§ **AIM OF THE EXERCISE**
Repeat the whole of the data, keeping every detail the same.

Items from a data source
+ + +
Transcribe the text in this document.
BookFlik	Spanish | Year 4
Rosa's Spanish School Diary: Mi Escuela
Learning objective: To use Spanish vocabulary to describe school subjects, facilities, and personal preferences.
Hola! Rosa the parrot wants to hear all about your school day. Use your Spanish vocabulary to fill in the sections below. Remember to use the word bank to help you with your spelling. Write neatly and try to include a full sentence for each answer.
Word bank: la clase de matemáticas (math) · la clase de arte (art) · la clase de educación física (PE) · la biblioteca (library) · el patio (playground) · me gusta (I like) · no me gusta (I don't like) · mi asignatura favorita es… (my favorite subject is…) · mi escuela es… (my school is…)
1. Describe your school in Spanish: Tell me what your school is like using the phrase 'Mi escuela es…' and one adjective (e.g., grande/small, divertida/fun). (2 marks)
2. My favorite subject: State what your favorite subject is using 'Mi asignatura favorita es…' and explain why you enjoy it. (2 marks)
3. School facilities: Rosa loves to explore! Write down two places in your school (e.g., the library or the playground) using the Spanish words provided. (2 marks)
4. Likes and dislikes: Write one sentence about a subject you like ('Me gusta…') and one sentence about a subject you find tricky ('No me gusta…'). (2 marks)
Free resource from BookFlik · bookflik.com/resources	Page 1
+ + +
§ **ANSWER TO THIS EXERCISE**
Transcribe the text in this document.
BookFlik	Spanish | Year 4
Rosa's Spanish School Diary: Mi Escuela
Learning objective: To use Spanish vocabulary to describe school subjects, facilities, and personal preferences.
Hola! Rosa the parrot wants to hear all about your school day. Use your Spanish vocabulary to fill in the sections below. Remember to use the word bank to help you with your spelling. Write neatly and try to include a full sentence for each answer.
Word bank: la clase de matemáticas (math) · la clase de arte (art) · la clase de educación física (PE) · la biblioteca (library) · el patio (playground) · me gusta (I like) · no me gusta (I don't like) · mi asignatura favorita es… (my favorite subject is…) · mi escuela es… (my school is…)
1. Describe your school in Spanish: Tell me what your school is like using the phrase 'Mi escuela es…' and one adjective (e.g., grande/small, divertida/fun). (2 marks)
2. My favorite subject: State what your favorite subject is using 'Mi asignatura favorita es…' and explain why you enjoy it. (2 marks)
3. School facilities: Rosa loves to explore! Write down two places in your school (e.g., the library or the playground) using the Spanish words provided. (2 marks)
4. Likes and dislikes: Write one sentence about a subject you like ('Me gusta…') and one sentence about a subject you find tricky ('No me gusta…'). (2 marks)
Free resource from BookFlik · bookflik.com/resources	Page 1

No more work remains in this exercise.